§ **WHAT THE TASK REQUIRES**:
Examine each line of the data. Copy those that contain the string "Твоего".

###

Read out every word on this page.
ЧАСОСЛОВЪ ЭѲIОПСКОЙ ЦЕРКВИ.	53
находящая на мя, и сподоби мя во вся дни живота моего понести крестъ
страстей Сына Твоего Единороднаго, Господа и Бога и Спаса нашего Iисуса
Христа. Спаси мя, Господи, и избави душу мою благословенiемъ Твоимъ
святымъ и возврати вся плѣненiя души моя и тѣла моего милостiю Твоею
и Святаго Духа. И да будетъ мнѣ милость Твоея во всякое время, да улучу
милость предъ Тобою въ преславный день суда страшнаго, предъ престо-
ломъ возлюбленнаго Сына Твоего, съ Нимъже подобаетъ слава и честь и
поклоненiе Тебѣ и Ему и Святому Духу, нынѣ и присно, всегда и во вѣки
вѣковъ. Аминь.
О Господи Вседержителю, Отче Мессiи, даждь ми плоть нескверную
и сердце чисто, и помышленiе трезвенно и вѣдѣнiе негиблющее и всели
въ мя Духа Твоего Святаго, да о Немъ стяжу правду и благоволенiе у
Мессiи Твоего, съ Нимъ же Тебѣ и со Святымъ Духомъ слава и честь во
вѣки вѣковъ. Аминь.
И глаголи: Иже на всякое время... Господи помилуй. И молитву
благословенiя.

###

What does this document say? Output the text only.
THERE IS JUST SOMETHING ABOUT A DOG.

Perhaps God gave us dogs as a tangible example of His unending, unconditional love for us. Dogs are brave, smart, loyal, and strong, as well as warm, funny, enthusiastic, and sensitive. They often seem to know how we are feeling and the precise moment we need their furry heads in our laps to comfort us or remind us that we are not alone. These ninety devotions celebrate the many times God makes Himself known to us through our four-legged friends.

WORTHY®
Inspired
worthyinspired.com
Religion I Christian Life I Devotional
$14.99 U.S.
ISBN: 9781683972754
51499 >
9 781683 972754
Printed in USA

###

§ **ANSWER TO THIS TASK**:
страстей Сына Твоего Единороднаго, Господа и Бога и Спаса нашего Iисуса
ломъ возлюбленнаго Сына Твоего, съ Нимъже подобаетъ слава и честь и
въ мя Духа Твоего Святаго, да о Немъ стяжу правду и благоволенiе у
Мессiи Твоего, съ Нимъ же Тебѣ и со Святымъ Духомъ слава и честь во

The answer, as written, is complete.